─── Source information

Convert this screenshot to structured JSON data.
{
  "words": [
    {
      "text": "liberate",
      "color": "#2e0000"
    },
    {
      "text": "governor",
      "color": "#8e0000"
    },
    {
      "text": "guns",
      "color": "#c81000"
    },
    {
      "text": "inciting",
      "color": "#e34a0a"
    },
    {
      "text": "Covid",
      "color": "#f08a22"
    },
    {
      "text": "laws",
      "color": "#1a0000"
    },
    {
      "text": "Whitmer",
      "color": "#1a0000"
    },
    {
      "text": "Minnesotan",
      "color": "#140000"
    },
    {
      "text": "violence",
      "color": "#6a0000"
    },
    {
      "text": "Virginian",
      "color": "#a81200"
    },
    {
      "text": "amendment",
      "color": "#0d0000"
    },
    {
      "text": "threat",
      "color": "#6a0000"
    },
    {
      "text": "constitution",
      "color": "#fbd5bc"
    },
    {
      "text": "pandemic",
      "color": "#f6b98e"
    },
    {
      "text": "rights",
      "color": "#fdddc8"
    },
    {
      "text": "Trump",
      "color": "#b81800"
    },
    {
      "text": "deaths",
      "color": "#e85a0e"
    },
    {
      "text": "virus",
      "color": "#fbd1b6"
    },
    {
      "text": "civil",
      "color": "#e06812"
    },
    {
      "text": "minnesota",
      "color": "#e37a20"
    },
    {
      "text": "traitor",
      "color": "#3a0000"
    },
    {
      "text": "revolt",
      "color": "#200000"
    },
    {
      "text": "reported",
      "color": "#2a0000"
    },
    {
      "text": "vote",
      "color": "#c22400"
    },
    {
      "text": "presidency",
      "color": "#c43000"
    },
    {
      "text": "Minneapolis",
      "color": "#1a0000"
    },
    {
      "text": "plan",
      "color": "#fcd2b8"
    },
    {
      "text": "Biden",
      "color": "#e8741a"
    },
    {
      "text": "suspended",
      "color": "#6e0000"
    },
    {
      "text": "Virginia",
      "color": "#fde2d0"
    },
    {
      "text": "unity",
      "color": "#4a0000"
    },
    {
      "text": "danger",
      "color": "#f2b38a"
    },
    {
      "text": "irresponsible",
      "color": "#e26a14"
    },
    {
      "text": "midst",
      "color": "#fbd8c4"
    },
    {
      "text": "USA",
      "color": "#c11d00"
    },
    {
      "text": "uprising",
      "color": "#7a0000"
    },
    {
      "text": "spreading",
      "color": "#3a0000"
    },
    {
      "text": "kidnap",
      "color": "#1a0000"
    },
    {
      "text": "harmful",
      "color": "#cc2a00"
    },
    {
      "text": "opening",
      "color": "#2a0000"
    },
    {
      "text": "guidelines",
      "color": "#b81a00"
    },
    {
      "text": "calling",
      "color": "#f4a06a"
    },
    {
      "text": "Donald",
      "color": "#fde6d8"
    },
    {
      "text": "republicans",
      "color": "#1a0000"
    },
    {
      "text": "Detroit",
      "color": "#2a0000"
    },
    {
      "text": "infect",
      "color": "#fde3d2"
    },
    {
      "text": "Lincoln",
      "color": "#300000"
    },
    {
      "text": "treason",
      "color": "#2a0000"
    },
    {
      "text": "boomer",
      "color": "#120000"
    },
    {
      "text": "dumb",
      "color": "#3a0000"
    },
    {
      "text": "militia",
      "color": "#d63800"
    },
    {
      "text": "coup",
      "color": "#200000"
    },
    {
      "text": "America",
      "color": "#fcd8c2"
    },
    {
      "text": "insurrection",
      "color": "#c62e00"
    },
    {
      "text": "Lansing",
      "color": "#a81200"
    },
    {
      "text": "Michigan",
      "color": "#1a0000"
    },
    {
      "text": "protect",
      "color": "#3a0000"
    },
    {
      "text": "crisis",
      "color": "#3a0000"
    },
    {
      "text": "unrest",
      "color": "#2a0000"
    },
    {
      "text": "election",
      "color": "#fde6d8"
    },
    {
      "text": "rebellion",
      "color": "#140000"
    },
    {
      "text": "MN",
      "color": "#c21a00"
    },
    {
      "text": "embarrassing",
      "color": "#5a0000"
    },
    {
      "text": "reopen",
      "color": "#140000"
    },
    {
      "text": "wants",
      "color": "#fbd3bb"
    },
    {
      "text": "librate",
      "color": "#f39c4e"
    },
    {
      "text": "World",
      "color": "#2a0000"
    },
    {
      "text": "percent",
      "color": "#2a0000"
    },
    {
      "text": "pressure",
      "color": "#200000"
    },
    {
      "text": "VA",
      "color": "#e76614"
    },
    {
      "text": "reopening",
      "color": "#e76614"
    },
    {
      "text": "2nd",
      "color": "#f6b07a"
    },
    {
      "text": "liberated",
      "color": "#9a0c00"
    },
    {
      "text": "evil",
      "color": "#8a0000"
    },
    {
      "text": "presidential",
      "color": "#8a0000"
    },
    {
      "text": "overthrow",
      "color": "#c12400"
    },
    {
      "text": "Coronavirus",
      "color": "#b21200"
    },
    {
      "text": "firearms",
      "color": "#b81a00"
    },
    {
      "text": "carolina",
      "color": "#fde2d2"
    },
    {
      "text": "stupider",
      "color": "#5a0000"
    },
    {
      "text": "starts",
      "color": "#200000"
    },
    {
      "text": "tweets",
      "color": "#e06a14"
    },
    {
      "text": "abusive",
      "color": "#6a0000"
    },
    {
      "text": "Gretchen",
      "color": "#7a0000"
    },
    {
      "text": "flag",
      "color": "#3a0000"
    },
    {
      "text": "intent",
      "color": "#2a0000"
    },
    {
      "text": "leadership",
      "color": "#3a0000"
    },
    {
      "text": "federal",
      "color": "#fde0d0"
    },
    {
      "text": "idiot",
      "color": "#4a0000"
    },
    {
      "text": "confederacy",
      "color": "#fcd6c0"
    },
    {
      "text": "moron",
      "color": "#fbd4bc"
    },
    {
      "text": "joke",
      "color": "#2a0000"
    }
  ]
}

──────

Work to be completed: The records above need to be duplicated. Keep every word unchanged.

Written answer:
Convert this screenshot to structured JSON data.
{
  "words": [
    {
      "text": "liberate",
      "color": "#2e0000"
    },
    {
      "text": "governor",
      "color": "#8e0000"
    },
    {
      "text": "guns",
      "color": "#c81000"
    },
    {
      "text": "inciting",
      "color": "#e34a0a"
    },
    {
      "text": "Covid",
      "color": "#f08a22"
    },
    {
      "text": "laws",
      "color": "#1a0000"
    },
    {
      "text": "Whitmer",
      "color": "#1a0000"
    },
    {
      "text": "Minnesotan",
      "color": "#140000"
    },
    {
      "text": "violence",
      "color": "#6a0000"
    },
    {
      "text": "Virginian",
      "color": "#a81200"
    },
    {
      "text": "amendment",
      "color": "#0d0000"
    },
    {
      "text": "threat",
      "color": "#6a0000"
    },
    {
      "text": "constitution",
      "color": "#fbd5bc"
    },
    {
      "text": "pandemic",
      "color": "#f6b98e"
    },
    {
      "text": "rights",
      "color": "#fdddc8"
    },
    {
      "text": "Trump",
      "color": "#b81800"
    },
    {
      "text": "deaths",
      "color": "#e85a0e"
    },
    {
      "text": "virus",
      "color": "#fbd1b6"
    },
    {
      "text": "civil",
      "color": "#e06812"
    },
    {
      "text": "minnesota",
      "color": "#e37a20"
    },
    {
      "text": "traitor",
      "color": "#3a0000"
    },
    {
      "text": "revolt",
      "color": "#200000"
    },
    {
      "text": "reported",
      "color": "#2a0000"
    },
    {
      "text": "vote",
      "color": "#c22400"
    },
    {
      "text": "presidency",
      "color": "#c43000"
    },
    {
      "text": "Minneapolis",
      "color": "#1a0000"
    },
    {
      "text": "plan",
      "color": "#fcd2b8"
    },
    {
      "text": "Biden",
      "color": "#e8741a"
    },
    {
      "text": "suspended",
      "color": "#6e0000"
    },
    {
      "text": "Virginia",
      "color": "#fde2d0"
    },
    {
      "text": "unity",
      "color": "#4a0000"
    },
    {
      "text": "danger",
      "color": "#f2b38a"
    },
    {
      "text": "irresponsible",
      "color": "#e26a14"
    },
    {
      "text": "midst",
      "color": "#fbd8c4"
    },
    {
      "text": "USA",
      "color": "#c11d00"
    },
    {
      "text": "uprising",
      "color": "#7a0000"
    },
    {
      "text": "spreading",
      "color": "#3a0000"
    },
    {
      "text": "kidnap",
      "color": "#1a0000"
    },
    {
      "text": "harmful",
      "color": "#cc2a00"
    },
    {
      "text": "opening",
      "color": "#2a0000"
    },
    {
      "text": "guidelines",
      "color": "#b81a00"
    },
    {
      "text": "calling",
      "color": "#f4a06a"
    },
    {
      "text": "Donald",
      "color": "#fde6d8"
    },
    {
      "text": "republicans",
      "color": "#1a0000"
    },
    {
      "text": "Detroit",
      "color": "#2a0000"
    },
    {
      "text": "infect",
      "color": "#fde3d2"
    },
    {
      "text": "Lincoln",
      "color": "#300000"
    },
    {
      "text": "treason",
      "color": "#2a0000"
    },
    {
      "text": "boomer",
      "color": "#120000"
    },
    {
      "text": "dumb",
      "color": "#3a0000"
    },
    {
      "text": "militia",
      "color": "#d63800"
    },
    {
      "text": "coup",
      "color": "#200000"
    },
    {
      "text": "America",
      "color": "#fcd8c2"
    },
    {
      "text": "insurrection",
      "color": "#c62e00"
    },
    {
      "text": "Lansing",
      "color": "#a81200"
    },
    {
      "text": "Michigan",
      "color": "#1a0000"
    },
    {
      "text": "protect",
      "color": "#3a0000"
    },
    {
      "text": "crisis",
      "color": "#3a0000"
    },
    {
      "text": "unrest",
      "color": "#2a0000"
    },
    {
      "text": "election",
      "color": "#fde6d8"
    },
    {
      "text": "rebellion",
      "color": "#140000"
    },
    {
      "text": "MN",
      "color": "#c21a00"
    },
    {
      "text": "embarrassing",
      "color": "#5a0000"
    },
    {
      "text": "reopen",
      "color": "#140000"
    },
    {
      "text": "wants",
      "color": "#fbd3bb"
    },
    {
      "text": "librate",
      "color": "#f39c4e"
    },
    {
      "text": "World",
      "color": "#2a0000"
    },
    {
      "text": "percent",
      "color": "#2a0000"
    },
    {
      "text": "pressure",
      "color": "#200000"
    },
    {
      "text": "VA",
      "color": "#e76614"
    },
    {
      "text": "reopening",
      "color": "#e76614"
    },
    {
      "text": "2nd",
      "color": "#f6b07a"
    },
    {
      "text": "liberated",
      "color": "#9a0c00"
    },
    {
      "text": "evil",
      "color": "#8a0000"
    },
    {
      "text": "presidential",
      "color": "#8a0000"
    },
    {
      "text": "overthrow",
      "color": "#c12400"
    },
    {
      "text": "Coronavirus",
      "color": "#b21200"
    },
    {
      "text": "firearms",
      "color": "#b81a00"
    },
    {
      "text": "carolina",
      "color": "#fde2d2"
    },
    {
      "text": "stupider",
      "color": "#5a0000"
    },
    {
      "text": "starts",
      "color": "#200000"
    },
    {
      "text": "tweets",
      "color": "#e06a14"
    },
    {
      "text": "abusive",
      "color": "#6a0000"
    },
    {
      "text": "Gretchen",
      "color": "#7a0000"
    },
    {
      "text": "flag",
      "color": "#3a0000"
    },
    {
      "text": "intent",
      "color": "#2a0000"
    },
    {
      "text": "leadership",
      "color": "#3a0000"
    },
    {
      "text": "federal",
      "color": "#fde0d0"
    },
    {
      "text": "idiot",
      "color": "#4a0000"
    },
    {
      "text": "confederacy",
      "color": "#fcd6c0"
    },
    {
      "text": "moron",
      "color": "#fbd4bc"
    },
    {
      "text": "joke",
      "color": "#2a0000"
    }
  ]
}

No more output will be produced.